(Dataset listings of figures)
>>>>

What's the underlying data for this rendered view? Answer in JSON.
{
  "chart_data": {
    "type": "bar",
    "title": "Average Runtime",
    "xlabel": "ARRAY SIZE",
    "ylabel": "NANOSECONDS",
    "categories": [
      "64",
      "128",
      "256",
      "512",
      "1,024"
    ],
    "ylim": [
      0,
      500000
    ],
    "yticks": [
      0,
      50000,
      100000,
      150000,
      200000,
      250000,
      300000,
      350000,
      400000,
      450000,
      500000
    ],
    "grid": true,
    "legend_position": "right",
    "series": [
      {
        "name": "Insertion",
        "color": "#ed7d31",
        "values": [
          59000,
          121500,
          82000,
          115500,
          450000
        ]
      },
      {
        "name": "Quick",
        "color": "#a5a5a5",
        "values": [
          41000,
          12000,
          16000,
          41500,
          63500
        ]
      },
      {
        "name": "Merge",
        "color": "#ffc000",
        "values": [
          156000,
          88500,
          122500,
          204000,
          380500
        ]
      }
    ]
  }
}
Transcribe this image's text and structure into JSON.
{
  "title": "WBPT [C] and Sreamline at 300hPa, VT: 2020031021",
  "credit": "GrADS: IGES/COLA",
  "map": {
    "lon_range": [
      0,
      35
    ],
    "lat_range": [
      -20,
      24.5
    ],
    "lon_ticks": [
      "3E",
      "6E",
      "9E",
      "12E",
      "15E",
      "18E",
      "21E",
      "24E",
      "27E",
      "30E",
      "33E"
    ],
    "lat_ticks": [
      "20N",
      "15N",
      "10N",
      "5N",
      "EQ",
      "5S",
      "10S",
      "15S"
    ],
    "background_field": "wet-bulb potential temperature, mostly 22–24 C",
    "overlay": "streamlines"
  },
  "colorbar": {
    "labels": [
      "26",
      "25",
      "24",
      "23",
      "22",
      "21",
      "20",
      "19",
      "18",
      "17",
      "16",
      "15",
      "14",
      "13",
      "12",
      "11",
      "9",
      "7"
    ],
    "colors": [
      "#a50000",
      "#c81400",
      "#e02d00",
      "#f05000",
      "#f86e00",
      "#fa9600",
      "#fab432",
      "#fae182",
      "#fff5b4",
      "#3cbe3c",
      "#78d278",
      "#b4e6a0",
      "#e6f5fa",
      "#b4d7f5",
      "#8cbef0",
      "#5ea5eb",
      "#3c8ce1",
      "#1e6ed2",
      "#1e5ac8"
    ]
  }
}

<<<<

Copy, character for character, the lines from the line that holds "Transcribe this image's" through the final line of the records above.

▶ _OUTPUT_:
Transcribe this image's text and structure into JSON.
{
  "title": "WBPT [C] and Sreamline at 300hPa, VT: 2020031021",
  "credit": "GrADS: IGES/COLA",
  "map": {
    "lon_range": [
      0,
      35
    ],
    "lat_range": [
      -20,
      24.5
    ],
    "lon_ticks": [
      "3E",
      "6E",
      "9E",
      "12E",
      "15E",
      "18E",
      "21E",
      "24E",
      "27E",
      "30E",
      "33E"
    ],
    "lat_ticks": [
      "20N",
      "15N",
      "10N",
      "5N",
      "EQ",
      "5S",
      "10S",
      "15S"
    ],
    "background_field": "wet-bulb potential temperature, mostly 22–24 C",
    "overlay": "streamlines"
  },
  "colorbar": {
    "labels": [
      "26",
      "25",
      "24",
      "23",
      "22",
      "21",
      "20",
      "19",
      "18",
      "17",
      "16",
      "15",
      "14",
      "13",
      "12",
      "11",
      "9",
      "7"
    ],
    "colors": [
      "#a50000",
      "#c81400",
      "#e02d00",
      "#f05000",
      "#f86e00",
      "#fa9600",
      "#fab432",
      "#fae182",
      "#fff5b4",
      "#3cbe3c",
      "#78d278",
      "#b4e6a0",
      "#e6f5fa",
      "#b4d7f5",
      "#8cbef0",
      "#5ea5eb",
      "#3c8ce1",
      "#1e6ed2",
      "#1e5ac8"
    ]
  }
}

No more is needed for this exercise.